--- Begin ---
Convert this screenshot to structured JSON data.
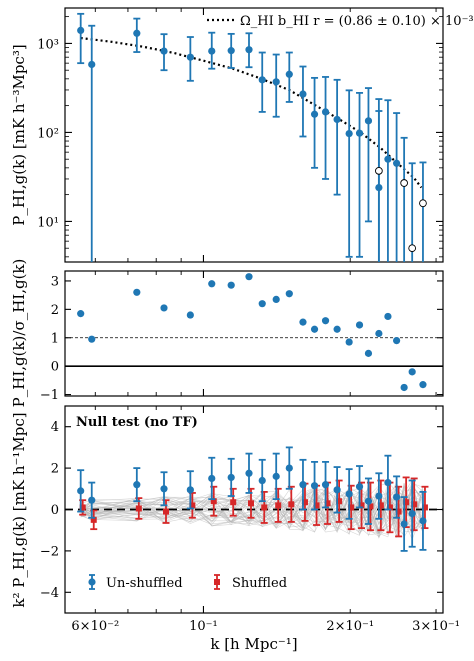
{
  "colors": {
    "blue": "#1f77b4",
    "red": "#d62728",
    "frame": "#000000",
    "mock": "#b4b4b4"
  },
  "labels": {
    "xlabel": "k [h Mpc⁻¹]",
    "top_ylabel": "P_HI,g(k) [mK h⁻³Mpc³]",
    "mid_ylabel": "P_HI,g(k)/σ_HI,g(k)",
    "bot_ylabel": "k² P_HI,g(k) [mK h⁻¹Mpc]",
    "top_legend": "Ω_HI b_HI r = (0.86 ± 0.10) × 10⁻³",
    "null_title": "Null test (no TF)",
    "legend_unshuffled": "Un-shuffled",
    "legend_shuffled": "Shuffled"
  },
  "chart_data": [
    {
      "type": "scatter",
      "panel": "power-spectrum",
      "xscale": "log",
      "yscale": "log",
      "xlim": [
        0.052,
        0.31
      ],
      "ylim": [
        3.5,
        2500
      ],
      "xlabel": "k [h Mpc⁻¹]",
      "ylabel": "P_HI,g(k) [mK h⁻³Mpc³]",
      "yticks": [
        {
          "v": 10,
          "label": "10¹"
        },
        {
          "v": 100,
          "label": "10²"
        },
        {
          "v": 1000,
          "label": "10³"
        }
      ],
      "legend": "top-right",
      "series": [
        {
          "name": "Ω_HI b_HI r = (0.86 ± 0.10) × 10⁻³",
          "kind": "model-line",
          "style": "dotted",
          "x": [
            0.056,
            0.065,
            0.075,
            0.087,
            0.1,
            0.115,
            0.13,
            0.15,
            0.17,
            0.19,
            0.21,
            0.23,
            0.25,
            0.27,
            0.28
          ],
          "y": [
            1150,
            1040,
            920,
            780,
            640,
            520,
            410,
            300,
            200,
            140,
            100,
            68,
            45,
            31,
            24
          ]
        },
        {
          "kind": "detections",
          "x": [
            0.056,
            0.059,
            0.073,
            0.083,
            0.094,
            0.104,
            0.114,
            0.124,
            0.132,
            0.141,
            0.15,
            0.16,
            0.169,
            0.178,
            0.188,
            0.199,
            0.209,
            0.218,
            0.229,
            0.239,
            0.249
          ],
          "y": [
            1400,
            580,
            1300,
            820,
            700,
            820,
            830,
            850,
            390,
            370,
            450,
            270,
            160,
            170,
            140,
            97,
            98,
            135,
            24,
            50,
            45
          ],
          "yerr_low": [
            800,
            577,
            500,
            320,
            320,
            300,
            300,
            310,
            220,
            220,
            230,
            180,
            120,
            140,
            120,
            93,
            94,
            125,
            23,
            49,
            42
          ],
          "yerr_high": [
            750,
            1000,
            600,
            450,
            480,
            500,
            450,
            450,
            400,
            380,
            340,
            280,
            250,
            250,
            250,
            200,
            180,
            180,
            150,
            180,
            120
          ]
        },
        {
          "kind": "negative-values",
          "x": [
            0.229,
            0.258,
            0.268,
            0.282
          ],
          "y": [
            37,
            27,
            5,
            16
          ],
          "yerr_low": [
            36,
            26,
            4.9,
            15.9
          ],
          "yerr_high": [
            200,
            60,
            40,
            30
          ]
        }
      ]
    },
    {
      "type": "scatter",
      "panel": "signal-to-noise",
      "xscale": "log",
      "yscale": "linear",
      "xlim": [
        0.052,
        0.31
      ],
      "ylim": [
        -1.05,
        3.35
      ],
      "ylabel": "P_HI,g(k)/σ_HI,g(k)",
      "yticks": [
        -1,
        0,
        1,
        2,
        3
      ],
      "reference_lines": [
        1,
        0
      ],
      "series": [
        {
          "name": "Un-shuffled",
          "x": [
            0.056,
            0.059,
            0.073,
            0.083,
            0.094,
            0.104,
            0.114,
            0.124,
            0.132,
            0.141,
            0.15,
            0.16,
            0.169,
            0.178,
            0.188,
            0.199,
            0.209,
            0.218,
            0.229,
            0.239,
            0.249,
            0.258,
            0.268,
            0.282
          ],
          "y": [
            1.85,
            0.95,
            2.6,
            2.05,
            1.8,
            2.9,
            2.85,
            3.15,
            2.2,
            2.35,
            2.55,
            1.55,
            1.3,
            1.6,
            1.3,
            0.85,
            1.45,
            0.45,
            1.15,
            1.75,
            0.9,
            -0.75,
            -0.2,
            -0.65
          ]
        }
      ]
    },
    {
      "type": "scatter",
      "panel": "null-test",
      "xscale": "log",
      "yscale": "linear",
      "xlim": [
        0.052,
        0.31
      ],
      "ylim": [
        -5.0,
        5.0
      ],
      "ylabel": "k² P_HI,g(k) [mK h⁻¹Mpc]",
      "yticks": [
        -4,
        -2,
        0,
        2,
        4
      ],
      "xticks": [
        {
          "v": 0.06,
          "label": "6×10⁻²"
        },
        {
          "v": 0.1,
          "label": "10⁻¹"
        },
        {
          "v": 0.2,
          "label": "2×10⁻¹"
        },
        {
          "v": 0.3,
          "label": "3×10⁻¹"
        }
      ],
      "reference_lines": [
        0
      ],
      "legend": "lower-left",
      "series": [
        {
          "name": "Un-shuffled",
          "x": [
            0.056,
            0.059,
            0.073,
            0.083,
            0.094,
            0.104,
            0.114,
            0.124,
            0.132,
            0.141,
            0.15,
            0.16,
            0.169,
            0.178,
            0.188,
            0.199,
            0.209,
            0.218,
            0.229,
            0.239,
            0.249,
            0.258,
            0.268,
            0.282
          ],
          "y": [
            0.9,
            0.45,
            1.2,
            1.0,
            0.95,
            1.5,
            1.55,
            1.75,
            1.4,
            1.6,
            2.0,
            1.2,
            1.15,
            1.2,
            0.95,
            0.75,
            1.1,
            0.4,
            0.65,
            1.3,
            0.6,
            -0.7,
            -0.2,
            -0.55
          ],
          "yerr": [
            1.0,
            0.85,
            0.8,
            0.8,
            0.9,
            1.0,
            0.9,
            0.95,
            1.0,
            1.1,
            1.0,
            1.2,
            1.15,
            1.1,
            1.1,
            1.2,
            1.0,
            1.1,
            1.1,
            1.3,
            1.0,
            1.3,
            1.6,
            1.4
          ]
        },
        {
          "name": "Shuffled",
          "x": [
            0.056,
            0.059,
            0.073,
            0.083,
            0.094,
            0.104,
            0.114,
            0.124,
            0.132,
            0.141,
            0.15,
            0.16,
            0.169,
            0.178,
            0.188,
            0.199,
            0.209,
            0.218,
            0.229,
            0.239,
            0.249,
            0.258,
            0.268,
            0.282
          ],
          "y": [
            0.1,
            -0.5,
            0.05,
            -0.1,
            0.2,
            0.4,
            0.35,
            0.3,
            0.1,
            0.2,
            0.25,
            0.35,
            0.2,
            0.3,
            0.4,
            0.1,
            0.2,
            0.15,
            0.2,
            0.1,
            -0.1,
            0.35,
            0.25,
            0.1
          ],
          "yerr": [
            0.35,
            0.45,
            0.5,
            0.55,
            0.6,
            0.7,
            0.65,
            0.7,
            0.75,
            0.8,
            0.85,
            0.9,
            0.95,
            1.0,
            1.0,
            1.05,
            1.1,
            1.15,
            1.2,
            1.2,
            1.2,
            1.2,
            1.25,
            1.0
          ]
        }
      ]
    }
  ]
}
--- End ---
WHAT YOU HAVE TO DO
The material above holds pictures; copy everything else in it exactly.

SOLUTION TO THE PROBLEM
Convert this screenshot to structured JSON data.
{
  "colors": {
    "blue": "#1f77b4",
    "red": "#d62728",
    "frame": "#000000",
    "mock": "#b4b4b4"
  },
  "labels": {
    "xlabel": "k [h Mpc⁻¹]",
    "top_ylabel": "P_HI,g(k) [mK h⁻³Mpc³]",
    "mid_ylabel": "P_HI,g(k)/σ_HI,g(k)",
    "bot_ylabel": "k² P_HI,g(k) [mK h⁻¹Mpc]",
    "top_legend": "Ω_HI b_HI r = (0.86 ± 0.10) × 10⁻³",
    "null_title": "Null test (no TF)",
    "legend_unshuffled": "Un-shuffled",
    "legend_shuffled": "Shuffled"
  },
  "chart_data": [
    {
      "type": "scatter",
      "panel": "power-spectrum",
      "xscale": "log",
      "yscale": "log",
      "xlim": [
        0.052,
        0.31
      ],
      "ylim": [
        3.5,
        2500
      ],
      "xlabel": "k [h Mpc⁻¹]",
      "ylabel": "P_HI,g(k) [mK h⁻³Mpc³]",
      "yticks": [
        {
          "v": 10,
          "label": "10¹"
        },
        {
          "v": 100,
          "label": "10²"
        },
        {
          "v": 1000,
          "label": "10³"
        }
      ],
      "legend": "top-right",
      "series": [
        {
          "name": "Ω_HI b_HI r = (0.86 ± 0.10) × 10⁻³",
          "kind": "model-line",
          "style": "dotted",
          "x": [
            0.056,
            0.065,
            0.075,
            0.087,
            0.1,
            0.115,
            0.13,
            0.15,
            0.17,
            0.19,
            0.21,
            0.23,
            0.25,
            0.27,
            0.28
          ],
          "y": [
            1150,
            1040,
            920,
            780,
            640,
            520,
            410,
            300,
            200,
            140,
            100,
            68,
            45,
            31,
            24
          ]
        },
        {
          "kind": "detections",
          "x": [
            0.056,
            0.059,
            0.073,
            0.083,
            0.094,
            0.104,
            0.114,
            0.124,
            0.132,
            0.141,
            0.15,
            0.16,
            0.169,
            0.178,
            0.188,
            0.199,
            0.209,
            0.218,
            0.229,
            0.239,
            0.249
          ],
          "y": [
            1400,
            580,
            1300,
            820,
            700,
            820,
            830,
            850,
            390,
            370,
            450,
            270,
            160,
            170,
            140,
            97,
            98,
            135,
            24,
            50,
            45
          ],
          "yerr_low": [
            800,
            577,
            500,
            320,
            320,
            300,
            300,
            310,
            220,
            220,
            230,
            180,
            120,
            140,
            120,
            93,
            94,
            125,
            23,
            49,
            42
          ],
          "yerr_high": [
            750,
            1000,
            600,
            450,
            480,
            500,
            450,
            450,
            400,
            380,
            340,
            280,
            250,
            250,
            250,
            200,
            180,
            180,
            150,
            180,
            120
          ]
        },
        {
          "kind": "negative-values",
          "x": [
            0.229,
            0.258,
            0.268,
            0.282
          ],
          "y": [
            37,
            27,
            5,
            16
          ],
          "yerr_low": [
            36,
            26,
            4.9,
            15.9
          ],
          "yerr_high": [
            200,
            60,
            40,
            30
          ]
        }
      ]
    },
    {
      "type": "scatter",
      "panel": "signal-to-noise",
      "xscale": "log",
      "yscale": "linear",
      "xlim": [
        0.052,
        0.31
      ],
      "ylim": [
        -1.05,
        3.35
      ],
      "ylabel": "P_HI,g(k)/σ_HI,g(k)",
      "yticks": [
        -1,
        0,
        1,
        2,
        3
      ],
      "reference_lines": [
        1,
        0
      ],
      "series": [
        {
          "name": "Un-shuffled",
          "x": [
            0.056,
            0.059,
            0.073,
            0.083,
            0.094,
            0.104,
            0.114,
            0.124,
            0.132,
            0.141,
            0.15,
            0.16,
            0.169,
            0.178,
            0.188,
            0.199,
            0.209,
            0.218,
            0.229,
            0.239,
            0.249,
            0.258,
            0.268,
            0.282
          ],
          "y": [
            1.85,
            0.95,
            2.6,
            2.05,
            1.8,
            2.9,
            2.85,
            3.15,
            2.2,
            2.35,
            2.55,
            1.55,
            1.3,
            1.6,
            1.3,
            0.85,
            1.45,
            0.45,
            1.15,
            1.75,
            0.9,
            -0.75,
            -0.2,
            -0.65
          ]
        }
      ]
    },
    {
      "type": "scatter",
      "panel": "null-test",
      "xscale": "log",
      "yscale": "linear",
      "xlim": [
        0.052,
        0.31
      ],
      "ylim": [
        -5.0,
        5.0
      ],
      "ylabel": "k² P_HI,g(k) [mK h⁻¹Mpc]",
      "yticks": [
        -4,
        -2,
        0,
        2,
        4
      ],
      "xticks": [
        {
          "v": 0.06,
          "label": "6×10⁻²"
        },
        {
          "v": 0.1,
          "label": "10⁻¹"
        },
        {
          "v": 0.2,
          "label": "2×10⁻¹"
        },
        {
          "v": 0.3,
          "label": "3×10⁻¹"
        }
      ],
      "reference_lines": [
        0
      ],
      "legend": "lower-left",
      "series": [
        {
          "name": "Un-shuffled",
          "x": [
            0.056,
            0.059,
            0.073,
            0.083,
            0.094,
            0.104,
            0.114,
            0.124,
            0.132,
            0.141,
            0.15,
            0.16,
            0.169,
            0.178,
            0.188,
            0.199,
            0.209,
            0.218,
            0.229,
            0.239,
            0.249,
            0.258,
            0.268,
            0.282
          ],
          "y": [
            0.9,
            0.45,
            1.2,
            1.0,
            0.95,
            1.5,
            1.55,
            1.75,
            1.4,
            1.6,
            2.0,
            1.2,
            1.15,
            1.2,
            0.95,
            0.75,
            1.1,
            0.4,
            0.65,
            1.3,
            0.6,
            -0.7,
            -0.2,
            -0.55
          ],
          "yerr": [
            1.0,
            0.85,
            0.8,
            0.8,
            0.9,
            1.0,
            0.9,
            0.95,
            1.0,
            1.1,
            1.0,
            1.2,
            1.15,
            1.1,
            1.1,
            1.2,
            1.0,
            1.1,
            1.1,
            1.3,
            1.0,
            1.3,
            1.6,
            1.4
          ]
        },
        {
          "name": "Shuffled",
          "x": [
            0.056,
            0.059,
            0.073,
            0.083,
            0.094,
            0.104,
            0.114,
            0.124,
            0.132,
            0.141,
            0.15,
            0.16,
            0.169,
            0.178,
            0.188,
            0.199,
            0.209,
            0.218,
            0.229,
            0.239,
            0.249,
            0.258,
            0.268,
            0.282
          ],
          "y": [
            0.1,
            -0.5,
            0.05,
            -0.1,
            0.2,
            0.4,
            0.35,
            0.3,
            0.1,
            0.2,
            0.25,
            0.35,
            0.2,
            0.3,
            0.4,
            0.1,
            0.2,
            0.15,
            0.2,
            0.1,
            -0.1,
            0.35,
            0.25,
            0.1
          ],
          "yerr": [
            0.35,
            0.45,
            0.5,
            0.55,
            0.6,
            0.7,
            0.65,
            0.7,
            0.75,
            0.8,
            0.85,
            0.9,
            0.95,
            1.0,
            1.0,
            1.05,
            1.1,
            1.15,
            1.2,
            1.2,
            1.2,
            1.2,
            1.25,
            1.0
          ]
        }
      ]
    }
  ]
}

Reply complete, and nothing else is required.